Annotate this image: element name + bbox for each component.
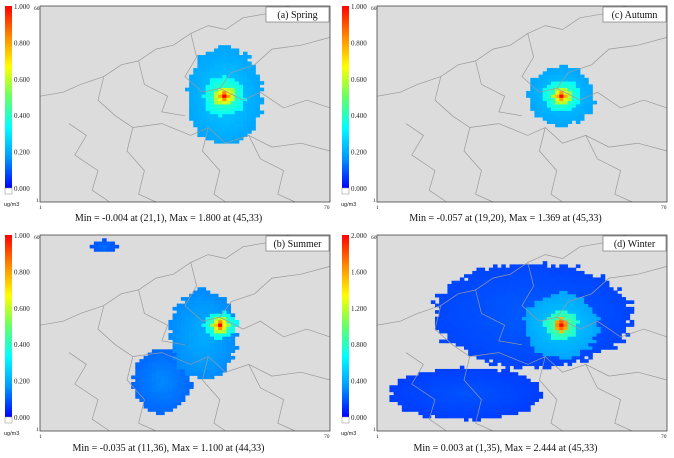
summer-y-min-label: 1 bbox=[36, 427, 39, 433]
winter-grid-cells bbox=[389, 261, 635, 422]
spring-scale-tick: 1.000 bbox=[14, 3, 30, 11]
summer-scale-tick: 0.000 bbox=[14, 414, 30, 422]
autumn-border-lines bbox=[376, 5, 668, 203]
winter-scale-tick: 2.000 bbox=[351, 232, 367, 240]
winter-map: 2.000 1.600 1.200 0.800 0.400 0.000 ug/m3 60 11 7… bbox=[341, 232, 668, 440]
spring-scale-tick: 0.000 bbox=[14, 185, 30, 193]
autumn-plot-area bbox=[377, 6, 667, 202]
summer-frame bbox=[39, 234, 331, 432]
summer-x-min-label: 1 bbox=[39, 434, 42, 440]
svg-text:(b) Summer: (b) Summer bbox=[273, 239, 322, 250]
summer-scale-tick: 0.200 bbox=[14, 378, 30, 386]
autumn-y-max-label: 60 bbox=[371, 6, 377, 12]
winter-border-lines bbox=[376, 234, 668, 432]
winter-zero-patch bbox=[341, 416, 350, 424]
autumn-scale-tick: 1.000 bbox=[351, 3, 367, 11]
spring-y-min-label: 1 bbox=[36, 198, 39, 204]
winter-caption: Min = 0.003 at (1,35), Max = 2.444 at (4… bbox=[413, 443, 598, 454]
winter-scale-tick: 0.000 bbox=[351, 414, 367, 422]
spring-border-lines bbox=[39, 5, 331, 203]
winter-scale-tick: 1.600 bbox=[351, 268, 367, 276]
summer-y-max-label: 60 bbox=[34, 235, 40, 241]
svg-text:(c) Autumn: (c) Autumn bbox=[612, 10, 658, 21]
summer-colorbar bbox=[5, 235, 12, 417]
autumn-scale-tick: 0.600 bbox=[351, 76, 367, 84]
summer-border-lines bbox=[39, 234, 331, 432]
spring-frame bbox=[39, 5, 331, 203]
summer-scale-tick: 0.400 bbox=[14, 341, 30, 349]
winter-scale-tick: 1.200 bbox=[351, 305, 367, 313]
winter-frame bbox=[376, 234, 668, 432]
summer-zero-patch bbox=[4, 416, 13, 424]
spring-plot-area bbox=[40, 6, 330, 202]
autumn-title: (c) Autumn bbox=[602, 6, 667, 23]
spring-colorbar bbox=[5, 6, 12, 188]
winter-scale-tick: 0.800 bbox=[351, 341, 367, 349]
summer-scale-tick: 0.600 bbox=[14, 305, 30, 313]
spring-scale-tick: 0.400 bbox=[14, 112, 30, 120]
spring-scale-tick: 0.800 bbox=[14, 39, 30, 47]
winter-unit-label: ug/m3 bbox=[341, 431, 356, 437]
spring-x-min-label: 1 bbox=[39, 205, 42, 211]
spring-zero-patch bbox=[4, 187, 13, 195]
summer-map: 1.000 0.800 0.600 0.400 0.200 0.000 ug/m3 60 11 7… bbox=[4, 232, 331, 440]
panel-autumn: 1.000 0.800 0.600 0.400 0.200 0.000 ug/m3 60 1 1 7… bbox=[337, 0, 674, 229]
autumn-map: 1.000 0.800 0.600 0.400 0.200 0.000 ug/m3 60 11 7… bbox=[341, 3, 668, 211]
winter-x-max-label: 70 bbox=[661, 434, 667, 440]
autumn-scale-tick: 0.400 bbox=[351, 112, 367, 120]
spring-scale-tick: 0.600 bbox=[14, 76, 30, 84]
spring-scale-tick: 0.200 bbox=[14, 149, 30, 157]
panel-winter: 2.000 1.600 1.200 0.800 0.400 0.000 ug/m3 60 1 1 7… bbox=[337, 229, 674, 458]
autumn-x-min-label: 1 bbox=[376, 205, 379, 211]
spring-x-max-label: 70 bbox=[324, 205, 330, 211]
winter-colorbar bbox=[342, 235, 349, 417]
autumn-grid-cells bbox=[526, 64, 597, 128]
autumn-unit-label: ug/m3 bbox=[341, 202, 356, 208]
winter-title: (d) Winter bbox=[602, 235, 667, 252]
svg-text:(a) Spring: (a) Spring bbox=[277, 10, 317, 21]
panel-spring: 1.000 0.800 0.600 0.400 0.200 0.000 ug/m3 60 1 1 7… bbox=[0, 0, 337, 229]
autumn-y-min-label: 1 bbox=[373, 198, 376, 204]
autumn-frame bbox=[376, 5, 668, 203]
panel-summer: 1.000 0.800 0.600 0.400 0.200 0.000 ug/m3 60 1 1 7… bbox=[0, 229, 337, 458]
summer-x-max-label: 70 bbox=[324, 434, 330, 440]
autumn-scale-tick: 0.800 bbox=[351, 39, 367, 47]
svg-text:(d) Winter: (d) Winter bbox=[614, 239, 656, 250]
winter-y-max-label: 60 bbox=[371, 235, 377, 241]
summer-unit-label: ug/m3 bbox=[4, 431, 19, 437]
summer-grid-cells bbox=[89, 238, 240, 416]
spring-grid-cells bbox=[185, 45, 265, 144]
winter-y-min-label: 1 bbox=[373, 427, 376, 433]
summer-caption: Min = -0.035 at (11,36), Max = 1.100 at … bbox=[72, 443, 265, 454]
spring-map: 1.000 0.800 0.600 0.400 0.200 0.000 ug/m3 60 11 7… bbox=[4, 3, 331, 211]
autumn-zero-patch bbox=[341, 187, 350, 195]
autumn-colorbar bbox=[342, 6, 349, 188]
summer-title: (b) Summer bbox=[265, 235, 330, 252]
summer-scale-tick: 1.000 bbox=[14, 232, 30, 240]
autumn-caption: Min = -0.057 at (19,20), Max = 1.369 at … bbox=[409, 213, 602, 224]
spring-unit-label: ug/m3 bbox=[4, 202, 19, 208]
autumn-scale-tick: 0.000 bbox=[351, 185, 367, 193]
winter-scale-tick: 0.400 bbox=[351, 378, 367, 386]
spring-y-max-label: 60 bbox=[34, 6, 40, 12]
spring-title: (a) Spring bbox=[265, 6, 330, 23]
winter-x-min-label: 1 bbox=[376, 434, 379, 440]
spring-caption: Min = -0.004 at (21,1), Max = 1.800 at (… bbox=[74, 213, 263, 224]
autumn-x-max-label: 70 bbox=[661, 205, 667, 211]
summer-scale-tick: 0.800 bbox=[14, 268, 30, 276]
autumn-scale-tick: 0.200 bbox=[351, 149, 367, 157]
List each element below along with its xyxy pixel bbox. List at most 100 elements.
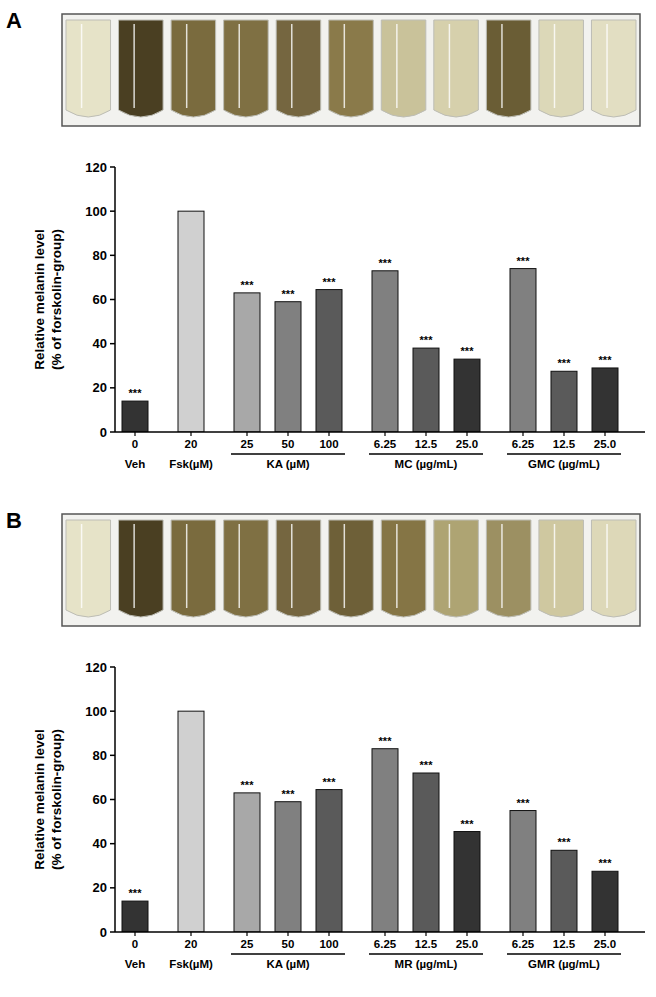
significance: *** [517,797,531,809]
tube-highlight [291,24,293,108]
significance: *** [282,788,296,800]
tube [66,20,111,117]
x-tick-label: 12.5 [553,438,576,450]
tube [381,520,426,617]
tube [486,520,531,617]
significance: *** [241,279,255,291]
tube [224,520,269,617]
bar [234,293,260,432]
x-tick [328,432,329,436]
tube-highlight [81,524,83,608]
tube [486,20,531,117]
y-tick-label: 0 [100,425,107,440]
y-tick [110,299,115,301]
bar [454,832,480,932]
x-tick [287,432,288,436]
y-tick-label: 120 [85,160,107,175]
y-tick [110,931,115,933]
tube-highlight [501,24,503,108]
y-label-line: Relative melanin level [32,729,47,869]
group-line [369,953,483,955]
x-tick [328,932,329,936]
bar [372,749,398,932]
group-label: Fsk(µM) [169,958,213,970]
x-tick-label: 100 [319,438,338,450]
tube [329,20,374,117]
significance: *** [461,345,475,357]
bar [122,401,148,432]
tube [434,520,479,617]
tube-highlight [396,24,398,108]
significance: *** [558,836,572,848]
y-tick-label: 100 [85,204,107,219]
bar [592,871,618,932]
x-tick [134,932,135,936]
y-tick-label: 40 [93,336,107,351]
group-label: Fsk(µM) [169,458,213,470]
significance: *** [517,255,531,267]
bar [275,302,301,432]
x-tick-label: 50 [282,438,295,450]
group-line [231,453,345,455]
panel-letter: A [6,8,22,33]
x-tick [522,432,523,436]
bar [551,850,577,932]
bar [316,790,342,932]
y-tick-label: 100 [85,704,107,719]
tube-highlight [291,524,293,608]
tube-highlight [554,24,556,108]
tube [276,520,321,617]
tube-highlight [238,24,240,108]
tube-highlight [449,24,451,108]
x-tick-label: 25.0 [594,438,616,450]
tube [66,520,111,617]
tube [591,520,636,617]
x-tick-label: 25 [241,938,254,950]
significance: *** [129,387,143,399]
y-tick-label: 20 [93,880,107,895]
tube-highlight [501,524,503,608]
tube-highlight [81,24,83,108]
y-tick-label: 80 [93,248,107,263]
y-tick [110,343,115,345]
tube-highlight [344,24,346,108]
x-tick [604,932,605,936]
x-tick [190,432,191,436]
bar [551,371,577,432]
group-line [231,953,345,955]
y-tick [110,755,115,757]
photo-frame [62,14,640,126]
x-tick [604,432,605,436]
x-tick-label: 50 [282,938,295,950]
tube-highlight [186,24,188,108]
x-tick [425,432,426,436]
x-tick [246,932,247,936]
x-tick [563,432,564,436]
y-tick [110,387,115,389]
x-tick-label: 25.0 [456,938,478,950]
tube-highlight [606,24,608,108]
tube-highlight [186,524,188,608]
bars [122,211,618,432]
y-tick-label: 40 [93,836,107,851]
y-tick [110,710,115,712]
significance: *** [241,779,255,791]
y-tick [110,431,115,433]
x-tick-label: 20 [185,938,198,950]
group-label: KA (µM) [266,958,309,970]
bar [454,359,480,432]
x-tick-label: 12.5 [415,438,438,450]
x-tick-label: 25 [241,438,254,450]
y-tick [110,210,115,212]
tube-highlight [606,524,608,608]
x-tick [134,432,135,436]
tube [276,20,321,117]
panel: B******************************020406080… [6,508,645,970]
y-label-line: Relative melanin level [32,229,47,369]
x-tick-label: 0 [132,438,138,450]
bar [234,793,260,932]
y-tick-label: 20 [93,380,107,395]
x-tick [384,432,385,436]
group-line [369,453,483,455]
y-tick-label: 0 [100,925,107,940]
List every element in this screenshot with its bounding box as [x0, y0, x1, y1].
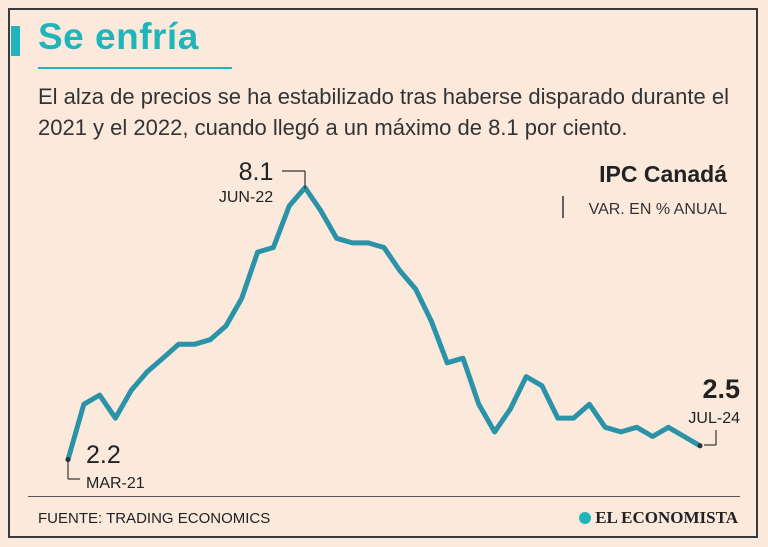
- legend-units: VAR. EN % ANUAL: [589, 201, 728, 218]
- title-accent-bar: [11, 26, 20, 56]
- data-point-mar-24: [635, 425, 639, 429]
- data-point-sep-21: [161, 356, 165, 360]
- data-point-jun-22: [303, 186, 307, 190]
- data-point-start: [65, 457, 71, 463]
- legend-series-name: IPC Canadá: [599, 161, 727, 187]
- data-point-mar-23: [445, 361, 449, 365]
- brand-name: EL ECONOMISTA: [595, 508, 738, 527]
- data-point-oct-21: [177, 342, 181, 346]
- label-start-value: 2.2: [86, 441, 121, 469]
- label-end-date: JUL-24: [688, 410, 740, 427]
- data-point-nov-23: [572, 416, 576, 420]
- data-point-may-23: [477, 402, 481, 406]
- data-point-feb-23: [429, 319, 433, 323]
- data-point-abr-24: [651, 435, 655, 439]
- data-point-jun-23: [493, 430, 497, 434]
- data-point-end: [697, 443, 703, 449]
- data-point-nov-22: [382, 246, 386, 250]
- data-point-ago-22: [335, 236, 339, 240]
- data-point-oct-22: [366, 241, 370, 245]
- data-point-abr-23: [461, 356, 465, 360]
- source-note: FUENTE: TRADING ECONOMICS: [38, 510, 271, 527]
- data-point-abr-21: [82, 402, 86, 406]
- brand-icon: [579, 512, 592, 524]
- brand-logo: EL ECONOMISTA: [579, 508, 738, 528]
- data-point-jun-24: [682, 435, 686, 439]
- data-point-dic-21: [208, 338, 212, 342]
- data-point-ene-22: [224, 324, 228, 328]
- data-point-sep-22: [350, 241, 354, 245]
- chart-title: Se enfría: [38, 16, 199, 57]
- data-point-sep-23: [540, 384, 544, 388]
- data-point-jun-21: [113, 416, 117, 420]
- series-line-ipc-canada: [65, 185, 703, 463]
- data-point-jul-23: [508, 407, 512, 411]
- chart-subtitle: El alza de precios se ha estabilizado tr…: [38, 84, 729, 140]
- data-point-jul-22: [319, 209, 323, 213]
- data-point-dic-23: [587, 402, 591, 406]
- data-point-dic-22: [398, 269, 402, 273]
- label-peak-date: JUN-22: [219, 189, 273, 206]
- data-point-ene-24: [603, 425, 607, 429]
- data-point-ago-21: [145, 370, 149, 374]
- data-point-ene-23: [414, 287, 418, 291]
- data-point-may-22: [287, 204, 291, 208]
- data-point-jul-21: [129, 388, 133, 392]
- footer-divider: [28, 496, 740, 497]
- data-point-may-24: [666, 425, 670, 429]
- label-start-date: MAR-21: [86, 475, 145, 492]
- data-point-abr-22: [271, 246, 275, 250]
- label-end-value: 2.5: [702, 374, 740, 404]
- data-point-mar-22: [256, 250, 260, 254]
- data-point-nov-21: [192, 342, 196, 346]
- chart-frame: [8, 8, 758, 538]
- data-point-may-21: [98, 393, 102, 397]
- data-point-oct-23: [556, 416, 560, 420]
- title-underline: [38, 67, 232, 69]
- data-point-jul-24: [698, 444, 702, 448]
- label-peak-value: 8.1: [239, 158, 274, 186]
- data-point-mar-21: [66, 458, 70, 462]
- data-point-feb-22: [240, 296, 244, 300]
- data-point-feb-24: [619, 430, 623, 434]
- data-point-ago-23: [524, 375, 528, 379]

TASK DIRECTIONS
Update the stretch of the listing from the line containing "significance: *** [517,797,531,809]" through the line containing "x-tick-label: 50 [282,938,295,950]" by changing every "tube-highlight" to "tube-reflection", leaving all else unchanged. Return only those lines.

PROBLEM SOLUTION
significance: *** [517,797,531,809]
tube-reflection [291,24,293,108]
significance: *** [282,788,296,800]
tube [66,20,111,117]
x-tick-label: 12.5 [553,438,576,450]
tube [381,520,426,617]
tube [486,520,531,617]
significance: *** [241,279,255,291]
tube [224,520,269,617]
bar [234,293,260,432]
x-tick [328,432,329,436]
tube-reflection [81,524,83,608]
tube [486,20,531,117]
y-tick-label: 0 [100,425,107,440]
y-tick [110,299,115,301]
bar [454,832,480,932]
x-tick [287,432,288,436]
y-tick-label: 120 [85,160,107,175]
y-tick [110,931,115,933]
tube-reflection [501,24,503,108]
y-label-line: Relative melanin level [32,729,47,869]
group-line [369,953,483,955]
x-tick [328,932,329,936]
bar [372,749,398,932]
group-label: Fsk(µM) [169,958,213,970]
x-tick-label: 100 [319,438,338,450]
tube [329,20,374,117]
significance: *** [461,345,475,357]
bar [122,401,148,432]
tube [434,520,479,617]
tube-reflection [396,24,398,108]
significance: *** [558,836,572,848]
y-tick-label: 100 [85,204,107,219]
bar [592,871,618,932]
x-tick [134,932,135,936]
y-tick-label: 40 [93,336,107,351]
group-label: Fsk(µM) [169,458,213,470]
significance: *** [517,255,531,267]
bar [275,302,301,432]
x-tick-label: 50 [282,438,295,450]
group-line [231,453,345,455]
panel-letter: A [6,8,22,33]
x-tick [522,432,523,436]
bar [551,850,577,932]
bar [316,790,342,932]
y-tick-label: 100 [85,704,107,719]
tube-reflection [291,524,293,608]
tube-reflection [554,24,556,108]
tube [276,520,321,617]
tube-reflection [238,24,240,108]
tube-reflection [449,24,451,108]
x-tick-label: 25.0 [594,438,616,450]
tube [66,520,111,617]
tube [591,520,636,617]
x-tick-label: 25 [241,938,254,950]
significance: *** [129,387,143,399]
y-tick-label: 20 [93,880,107,895]
tube-reflection [501,524,503,608]
tube-reflection [81,24,83,108]
y-tick-label: 80 [93,248,107,263]
y-tick [110,343,115,345]
tube-reflection [344,24,346,108]
x-tick [604,932,605,936]
x-tick [190,432,191,436]
bar [551,371,577,432]
group-line [231,953,345,955]
y-tick [110,755,115,757]
photo-frame [62,14,640,126]
x-tick [604,432,605,436]
x-tick-label: 50 [282,938,295,950]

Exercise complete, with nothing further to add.